WRITTEN EXERCISE
Quote every line as given.

RECORDS SUPPLIED
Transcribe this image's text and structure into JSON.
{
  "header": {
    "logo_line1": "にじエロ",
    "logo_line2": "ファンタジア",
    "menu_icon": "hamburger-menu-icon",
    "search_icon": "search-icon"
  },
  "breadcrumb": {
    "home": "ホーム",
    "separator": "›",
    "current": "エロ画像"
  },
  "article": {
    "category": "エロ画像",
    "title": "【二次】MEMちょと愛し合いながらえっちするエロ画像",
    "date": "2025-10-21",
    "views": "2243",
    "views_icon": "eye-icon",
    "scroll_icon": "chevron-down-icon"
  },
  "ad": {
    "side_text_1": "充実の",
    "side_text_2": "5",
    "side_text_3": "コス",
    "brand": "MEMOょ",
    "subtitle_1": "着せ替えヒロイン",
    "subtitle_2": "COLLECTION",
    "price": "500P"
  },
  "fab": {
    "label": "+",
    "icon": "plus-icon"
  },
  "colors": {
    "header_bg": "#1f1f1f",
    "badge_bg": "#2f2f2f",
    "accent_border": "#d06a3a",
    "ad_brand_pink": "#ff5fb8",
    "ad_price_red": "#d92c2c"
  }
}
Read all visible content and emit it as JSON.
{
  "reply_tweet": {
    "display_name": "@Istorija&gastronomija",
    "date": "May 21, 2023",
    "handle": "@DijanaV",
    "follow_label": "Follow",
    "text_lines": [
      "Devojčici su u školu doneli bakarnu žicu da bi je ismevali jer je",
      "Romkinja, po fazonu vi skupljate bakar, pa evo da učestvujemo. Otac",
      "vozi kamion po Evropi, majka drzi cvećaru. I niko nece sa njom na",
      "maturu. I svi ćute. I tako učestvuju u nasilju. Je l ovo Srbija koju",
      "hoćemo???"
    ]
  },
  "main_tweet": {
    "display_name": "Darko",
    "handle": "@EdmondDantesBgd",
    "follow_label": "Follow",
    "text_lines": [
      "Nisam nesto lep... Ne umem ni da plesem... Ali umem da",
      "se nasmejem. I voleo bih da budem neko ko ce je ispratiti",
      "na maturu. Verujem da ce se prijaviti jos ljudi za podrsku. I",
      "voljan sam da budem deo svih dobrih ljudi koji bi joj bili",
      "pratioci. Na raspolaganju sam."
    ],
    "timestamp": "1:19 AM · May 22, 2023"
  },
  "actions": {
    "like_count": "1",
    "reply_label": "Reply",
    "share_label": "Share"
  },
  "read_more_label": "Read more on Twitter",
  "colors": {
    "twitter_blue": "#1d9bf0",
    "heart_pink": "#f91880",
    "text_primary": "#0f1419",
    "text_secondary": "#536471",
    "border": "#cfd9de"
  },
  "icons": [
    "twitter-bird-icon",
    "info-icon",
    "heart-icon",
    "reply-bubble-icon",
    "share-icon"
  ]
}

ANSWER BELOW
Transcribe this image's text and structure into JSON.
{
  "header": {
    "logo_line1": "にじエロ",
    "logo_line2": "ファンタジア",
    "menu_icon": "hamburger-menu-icon",
    "search_icon": "search-icon"
  },
  "breadcrumb": {
    "home": "ホーム",
    "separator": "›",
    "current": "エロ画像"
  },
  "article": {
    "category": "エロ画像",
    "title": "【二次】MEMちょと愛し合いながらえっちするエロ画像",
    "date": "2025-10-21",
    "views": "2243",
    "views_icon": "eye-icon",
    "scroll_icon": "chevron-down-icon"
  },
  "ad": {
    "side_text_1": "充実の",
    "side_text_2": "5",
    "side_text_3": "コス",
    "brand": "MEMOょ",
    "subtitle_1": "着せ替えヒロイン",
    "subtitle_2": "COLLECTION",
    "price": "500P"
  },
  "fab": {
    "label": "+",
    "icon": "plus-icon"
  },
  "colors": {
    "header_bg": "#1f1f1f",
    "badge_bg": "#2f2f2f",
    "accent_border": "#d06a3a",
    "ad_brand_pink": "#ff5fb8",
    "ad_price_red": "#d92c2c"
  }
}
Read all visible content and emit it as JSON.
{
  "reply_tweet": {
    "display_name": "@Istorija&gastronomija",
    "date": "May 21, 2023",
    "handle": "@DijanaV",
    "follow_label": "Follow",
    "text_lines": [
      "Devojčici su u školu doneli bakarnu žicu da bi je ismevali jer je",
      "Romkinja, po fazonu vi skupljate bakar, pa evo da učestvujemo. Otac",
      "vozi kamion po Evropi, majka drzi cvećaru. I niko nece sa njom na",
      "maturu. I svi ćute. I tako učestvuju u nasilju. Je l ovo Srbija koju",
      "hoćemo???"
    ]
  },
  "main_tweet": {
    "display_name": "Darko",
    "handle": "@EdmondDantesBgd",
    "follow_label": "Follow",
    "text_lines": [
      "Nisam nesto lep... Ne umem ni da plesem... Ali umem da",
      "se nasmejem. I voleo bih da budem neko ko ce je ispratiti",
      "na maturu. Verujem da ce se prijaviti jos ljudi za podrsku. I",
      "voljan sam da budem deo svih dobrih ljudi koji bi joj bili",
      "pratioci. Na raspolaganju sam."
    ],
    "timestamp": "1:19 AM · May 22, 2023"
  },
  "actions": {
    "like_count": "1",
    "reply_label": "Reply",
    "share_label": "Share"
  },
  "read_more_label": "Read more on Twitter",
  "colors": {
    "twitter_blue": "#1d9bf0",
    "heart_pink": "#f91880",
    "text_primary": "#0f1419",
    "text_secondary": "#536471",
    "border": "#cfd9de"
  },
  "icons": [
    "twitter-bird-icon",
    "info-icon",
    "heart-icon",
    "reply-bubble-icon",
    "share-icon"
  ]
}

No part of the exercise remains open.